=== PROVIDED PASSAGE ===

But zero isn’t odd. It’s fucking the lack of a number. It’s neutral. It’s empty. There’s nothing there

kayas-wife

Zero is a number.

A definition of an even number is that it can be divided by 2 and the result is a whole number. Since you cannot divide zero, you cant divide it by 2 and that means that zero is an odd number.

zEro, onE, thrEE, fivE, sEvEn, ninE, ElEven, and then the suffix -teen and every other odd number in english contains the names of the numbers 1 to 9.

zero is not a goddamn odd number what. even i know that and i’m not good at math. also you can divide 0 by 2, it’s 0, you literally just divide it  and you just get 0 out oh my gosh. you can’t divide by zero but you can divide zero. 

https://www.scienceabc.com/nature/zero-odd-even.html Quote from this one “ So, technically, [zero] is even. In fact, it is the most even number there is.”

also does anybody on here ever look anything up or? this is making my brain physically hurt. christ.

=== RECORD EXTRACTS ===

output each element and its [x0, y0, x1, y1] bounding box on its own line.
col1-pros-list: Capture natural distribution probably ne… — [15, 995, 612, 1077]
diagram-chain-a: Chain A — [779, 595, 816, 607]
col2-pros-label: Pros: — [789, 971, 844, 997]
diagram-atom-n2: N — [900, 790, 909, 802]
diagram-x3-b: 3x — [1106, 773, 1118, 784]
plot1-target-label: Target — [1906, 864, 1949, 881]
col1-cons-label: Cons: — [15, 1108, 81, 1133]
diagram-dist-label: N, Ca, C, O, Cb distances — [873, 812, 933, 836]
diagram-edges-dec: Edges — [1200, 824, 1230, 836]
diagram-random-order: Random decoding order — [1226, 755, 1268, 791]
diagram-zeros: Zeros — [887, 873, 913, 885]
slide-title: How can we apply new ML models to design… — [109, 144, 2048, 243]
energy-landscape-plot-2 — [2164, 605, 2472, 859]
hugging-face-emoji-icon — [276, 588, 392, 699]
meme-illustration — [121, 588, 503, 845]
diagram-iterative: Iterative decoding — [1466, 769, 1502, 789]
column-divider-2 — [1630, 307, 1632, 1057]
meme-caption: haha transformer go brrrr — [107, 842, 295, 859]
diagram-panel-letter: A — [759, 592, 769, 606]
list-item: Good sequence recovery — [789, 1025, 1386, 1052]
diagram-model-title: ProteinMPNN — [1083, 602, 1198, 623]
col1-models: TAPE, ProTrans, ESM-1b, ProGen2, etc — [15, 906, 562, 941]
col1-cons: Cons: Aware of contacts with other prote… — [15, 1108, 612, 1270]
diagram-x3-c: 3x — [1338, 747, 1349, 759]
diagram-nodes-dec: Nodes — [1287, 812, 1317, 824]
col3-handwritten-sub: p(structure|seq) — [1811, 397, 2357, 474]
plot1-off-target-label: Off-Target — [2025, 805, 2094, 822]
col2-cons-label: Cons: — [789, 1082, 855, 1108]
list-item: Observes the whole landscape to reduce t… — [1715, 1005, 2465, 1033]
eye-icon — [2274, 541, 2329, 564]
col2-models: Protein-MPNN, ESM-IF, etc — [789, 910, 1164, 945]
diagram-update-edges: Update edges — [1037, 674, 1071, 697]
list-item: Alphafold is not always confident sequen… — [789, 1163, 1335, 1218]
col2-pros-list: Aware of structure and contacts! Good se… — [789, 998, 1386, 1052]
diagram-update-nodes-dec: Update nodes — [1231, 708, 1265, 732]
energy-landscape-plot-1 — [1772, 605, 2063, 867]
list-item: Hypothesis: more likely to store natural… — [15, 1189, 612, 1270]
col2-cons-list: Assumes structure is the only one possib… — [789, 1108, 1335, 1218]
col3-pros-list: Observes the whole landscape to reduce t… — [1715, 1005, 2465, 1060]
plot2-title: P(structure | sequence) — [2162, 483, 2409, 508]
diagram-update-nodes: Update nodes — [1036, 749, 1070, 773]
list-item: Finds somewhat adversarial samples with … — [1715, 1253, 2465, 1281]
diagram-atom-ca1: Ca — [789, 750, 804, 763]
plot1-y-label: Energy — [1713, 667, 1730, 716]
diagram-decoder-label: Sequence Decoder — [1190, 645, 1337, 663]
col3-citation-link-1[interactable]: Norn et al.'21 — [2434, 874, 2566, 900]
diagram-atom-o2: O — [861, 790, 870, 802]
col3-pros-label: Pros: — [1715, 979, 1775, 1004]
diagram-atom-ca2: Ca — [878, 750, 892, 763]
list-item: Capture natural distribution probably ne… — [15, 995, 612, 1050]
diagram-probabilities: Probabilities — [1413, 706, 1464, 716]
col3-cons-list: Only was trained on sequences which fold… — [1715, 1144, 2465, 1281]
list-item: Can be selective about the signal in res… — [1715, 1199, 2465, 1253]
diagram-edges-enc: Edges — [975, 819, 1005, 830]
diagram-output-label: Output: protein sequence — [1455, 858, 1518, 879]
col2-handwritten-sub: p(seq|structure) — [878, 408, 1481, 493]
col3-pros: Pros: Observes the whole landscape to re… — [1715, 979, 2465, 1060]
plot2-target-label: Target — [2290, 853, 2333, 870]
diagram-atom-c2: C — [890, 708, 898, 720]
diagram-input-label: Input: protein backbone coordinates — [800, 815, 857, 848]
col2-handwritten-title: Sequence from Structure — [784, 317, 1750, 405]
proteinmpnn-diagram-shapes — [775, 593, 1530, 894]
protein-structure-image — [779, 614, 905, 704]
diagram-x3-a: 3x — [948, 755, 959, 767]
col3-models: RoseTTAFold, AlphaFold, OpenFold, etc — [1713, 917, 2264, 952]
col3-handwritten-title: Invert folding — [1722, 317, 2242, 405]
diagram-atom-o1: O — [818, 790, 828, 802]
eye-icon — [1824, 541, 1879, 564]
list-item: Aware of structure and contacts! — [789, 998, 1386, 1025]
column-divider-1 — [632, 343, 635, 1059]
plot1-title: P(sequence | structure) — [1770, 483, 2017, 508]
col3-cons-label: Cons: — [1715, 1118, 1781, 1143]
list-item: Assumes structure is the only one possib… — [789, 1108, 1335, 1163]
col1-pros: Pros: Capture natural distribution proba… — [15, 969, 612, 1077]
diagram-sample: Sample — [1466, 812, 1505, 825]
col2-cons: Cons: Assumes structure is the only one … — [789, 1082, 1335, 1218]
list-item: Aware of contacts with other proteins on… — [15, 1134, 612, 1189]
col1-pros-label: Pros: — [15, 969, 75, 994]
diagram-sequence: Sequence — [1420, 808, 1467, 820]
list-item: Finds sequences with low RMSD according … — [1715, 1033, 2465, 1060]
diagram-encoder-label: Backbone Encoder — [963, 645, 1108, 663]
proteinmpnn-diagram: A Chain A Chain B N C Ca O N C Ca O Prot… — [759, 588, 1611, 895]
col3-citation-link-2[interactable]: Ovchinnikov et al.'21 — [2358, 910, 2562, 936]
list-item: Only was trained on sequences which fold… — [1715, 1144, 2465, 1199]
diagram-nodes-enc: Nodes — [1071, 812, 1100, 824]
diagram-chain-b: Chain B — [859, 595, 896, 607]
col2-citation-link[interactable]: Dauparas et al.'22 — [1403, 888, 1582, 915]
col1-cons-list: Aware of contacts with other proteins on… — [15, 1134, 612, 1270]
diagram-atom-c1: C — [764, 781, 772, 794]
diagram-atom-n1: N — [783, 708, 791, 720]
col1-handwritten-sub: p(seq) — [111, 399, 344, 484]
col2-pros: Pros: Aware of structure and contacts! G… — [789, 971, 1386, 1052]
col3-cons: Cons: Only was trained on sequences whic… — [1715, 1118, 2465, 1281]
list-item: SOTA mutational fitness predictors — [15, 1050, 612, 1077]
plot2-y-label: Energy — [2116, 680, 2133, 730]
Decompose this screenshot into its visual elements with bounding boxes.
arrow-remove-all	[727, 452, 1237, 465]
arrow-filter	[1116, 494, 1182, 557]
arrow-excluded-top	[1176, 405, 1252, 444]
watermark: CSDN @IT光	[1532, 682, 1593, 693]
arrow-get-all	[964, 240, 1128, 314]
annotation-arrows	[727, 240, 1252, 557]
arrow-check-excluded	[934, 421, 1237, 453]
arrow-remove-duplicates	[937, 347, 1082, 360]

===

● **ACTIONS TO TAKE**
1/ Quote the post about zero word for word, starting at "zEro, onE, thrEE, fivE, sEvEn, ninE, ElEven, and" and ending at "can divide zero.".
2/ In the post about zero, what does the quotation from the linked source call zero after stating that it is technically even?
3/ List every number word that the post about zero spells with a capital E.

● **SOLUTIONS PER TASK**
1/
zEro, onE, thrEE, fivE, sEvEn, ninE, ElEven, and then the suffix -teen and every other odd number in english contains the names of the numbers 1 to 9.

zero is not a goddamn odd number what. even i know that and i’m not good at math. also you can divide 0 by 2, it’s 0, you literally just divide it  and you just get 0 out oh my gosh. you can’t divide by zero but you can divide zero.

2/ It calls zero the most even number there is.

3/ zEro, onE, thrEE, fivE, sEvEn, ninE, ElEven